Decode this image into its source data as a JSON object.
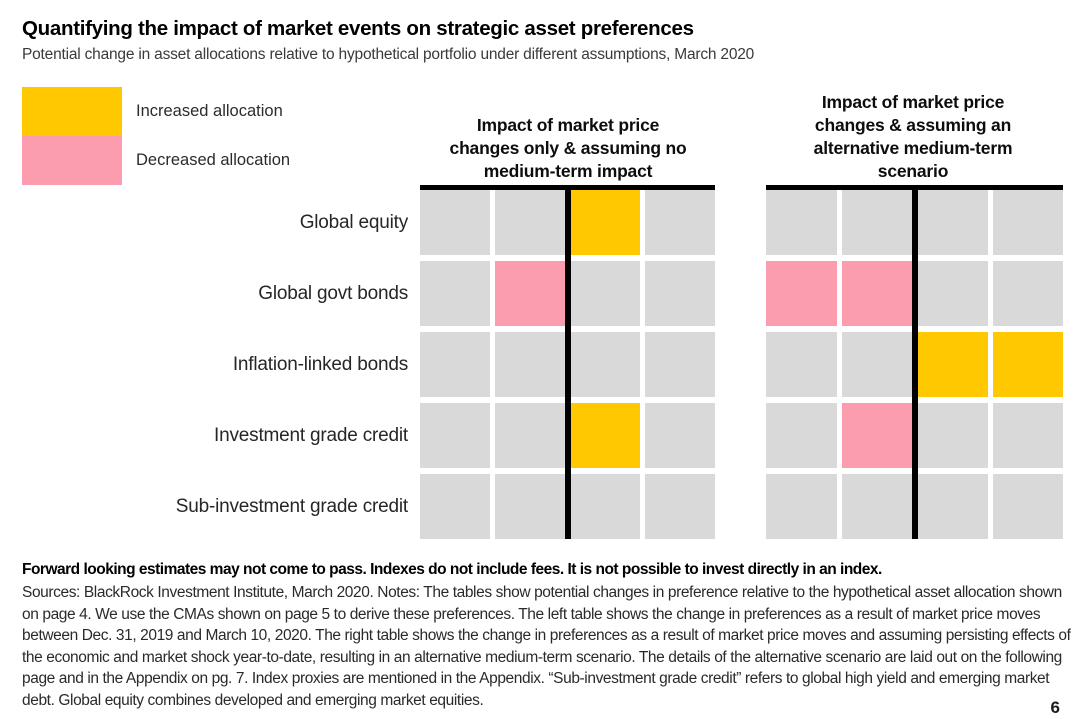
{
  "header": {
    "title": "Quantifying the impact of market events on strategic asset preferences",
    "subtitle": "Potential change in asset allocations relative to hypothetical portfolio under different assumptions, March 2020"
  },
  "legend": {
    "items": [
      {
        "label": "Increased allocation",
        "state": "increased",
        "color": "#FFC800"
      },
      {
        "label": "Decreased allocation",
        "state": "decreased",
        "color": "#FB9DAF"
      }
    ]
  },
  "chart_data": {
    "type": "heatmap",
    "title": "Quantifying the impact of market events on strategic asset preferences",
    "subtitle": "Potential change in asset allocations relative to hypothetical portfolio under different assumptions, March 2020",
    "legend_position": "top-left",
    "row_labels": [
      "Global equity",
      "Global govt bonds",
      "Inflation-linked bonds",
      "Investment grade credit",
      "Sub-investment grade credit"
    ],
    "cell_colors": {
      "none": "#D9D9D9",
      "increased": "#FFC800",
      "decreased": "#FB9DAF"
    },
    "cell_meanings": {
      "none": "no change",
      "increased": "Increased allocation",
      "decreased": "Decreased allocation"
    },
    "tables": [
      {
        "title": "Impact of market price changes only & assuming no medium-term impact",
        "title_lines": [
          "Impact of market price",
          "changes only & assuming no",
          "medium-term impact"
        ],
        "columns": 4,
        "cells": [
          [
            "none",
            "none",
            "increased",
            "none"
          ],
          [
            "none",
            "decreased",
            "none",
            "none"
          ],
          [
            "none",
            "none",
            "none",
            "none"
          ],
          [
            "none",
            "none",
            "increased",
            "none"
          ],
          [
            "none",
            "none",
            "none",
            "none"
          ]
        ]
      },
      {
        "title": "Impact of market price changes & assuming an alternative medium-term scenario",
        "title_lines": [
          "Impact of market price",
          "changes & assuming an",
          "alternative medium-term",
          "scenario"
        ],
        "columns": 4,
        "cells": [
          [
            "none",
            "none",
            "none",
            "none"
          ],
          [
            "decreased",
            "decreased",
            "none",
            "none"
          ],
          [
            "none",
            "none",
            "increased",
            "increased"
          ],
          [
            "none",
            "decreased",
            "none",
            "none"
          ],
          [
            "none",
            "none",
            "none",
            "none"
          ]
        ]
      }
    ]
  },
  "footnotes": {
    "bold_line": "Forward looking estimates may not come to pass. Indexes do not include fees. It is not possible to invest directly in an index.",
    "body": "Sources: BlackRock Investment Institute, March 2020. Notes: The tables show potential changes in preference relative to the hypothetical asset allocation shown on page 4. We use the CMAs shown on page 5 to derive these preferences. The left table shows the change in preferences as a result of market price moves between Dec. 31, 2019 and March 10, 2020. The right table shows the change in preferences as a result of market price moves and assuming persisting effects of the economic and market shock year-to-date, resulting in an alternative medium-term scenario. The details of the alternative scenario are laid out on the following page and in the Appendix on pg. 7. Index proxies are mentioned in the Appendix. “Sub-investment grade credit” refers to global high yield and emerging market debt. Global equity combines developed and emerging market equities."
  },
  "page_number": "6"
}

■ ■ ■ ■ ■

**EXERCISE AIM**.
Reproduce the listing above exactly, excluding all pictures.

**ANSWER TO THE EXERCISE**.
Decode this image into its source data as a JSON object.
{
  "header": {
    "title": "Quantifying the impact of market events on strategic asset preferences",
    "subtitle": "Potential change in asset allocations relative to hypothetical portfolio under different assumptions, March 2020"
  },
  "legend": {
    "items": [
      {
        "label": "Increased allocation",
        "state": "increased",
        "color": "#FFC800"
      },
      {
        "label": "Decreased allocation",
        "state": "decreased",
        "color": "#FB9DAF"
      }
    ]
  },
  "chart_data": {
    "type": "heatmap",
    "title": "Quantifying the impact of market events on strategic asset preferences",
    "subtitle": "Potential change in asset allocations relative to hypothetical portfolio under different assumptions, March 2020",
    "legend_position": "top-left",
    "row_labels": [
      "Global equity",
      "Global govt bonds",
      "Inflation-linked bonds",
      "Investment grade credit",
      "Sub-investment grade credit"
    ],
    "cell_colors": {
      "none": "#D9D9D9",
      "increased": "#FFC800",
      "decreased": "#FB9DAF"
    },
    "cell_meanings": {
      "none": "no change",
      "increased": "Increased allocation",
      "decreased": "Decreased allocation"
    },
    "tables": [
      {
        "title": "Impact of market price changes only & assuming no medium-term impact",
        "title_lines": [
          "Impact of market price",
          "changes only & assuming no",
          "medium-term impact"
        ],
        "columns": 4,
        "cells": [
          [
            "none",
            "none",
            "increased",
            "none"
          ],
          [
            "none",
            "decreased",
            "none",
            "none"
          ],
          [
            "none",
            "none",
            "none",
            "none"
          ],
          [
            "none",
            "none",
            "increased",
            "none"
          ],
          [
            "none",
            "none",
            "none",
            "none"
          ]
        ]
      },
      {
        "title": "Impact of market price changes & assuming an alternative medium-term scenario",
        "title_lines": [
          "Impact of market price",
          "changes & assuming an",
          "alternative medium-term",
          "scenario"
        ],
        "columns": 4,
        "cells": [
          [
            "none",
            "none",
            "none",
            "none"
          ],
          [
            "decreased",
            "decreased",
            "none",
            "none"
          ],
          [
            "none",
            "none",
            "increased",
            "increased"
          ],
          [
            "none",
            "decreased",
            "none",
            "none"
          ],
          [
            "none",
            "none",
            "none",
            "none"
          ]
        ]
      }
    ]
  },
  "footnotes": {
    "bold_line": "Forward looking estimates may not come to pass. Indexes do not include fees. It is not possible to invest directly in an index.",
    "body": "Sources: BlackRock Investment Institute, March 2020. Notes: The tables show potential changes in preference relative to the hypothetical asset allocation shown on page 4. We use the CMAs shown on page 5 to derive these preferences. The left table shows the change in preferences as a result of market price moves between Dec. 31, 2019 and March 10, 2020. The right table shows the change in preferences as a result of market price moves and assuming persisting effects of the economic and market shock year-to-date, resulting in an alternative medium-term scenario. The details of the alternative scenario are laid out on the following page and in the Appendix on pg. 7. Index proxies are mentioned in the Appendix. “Sub-investment grade credit” refers to global high yield and emerging market debt. Global equity combines developed and emerging market equities."
  },
  "page_number": "6"
}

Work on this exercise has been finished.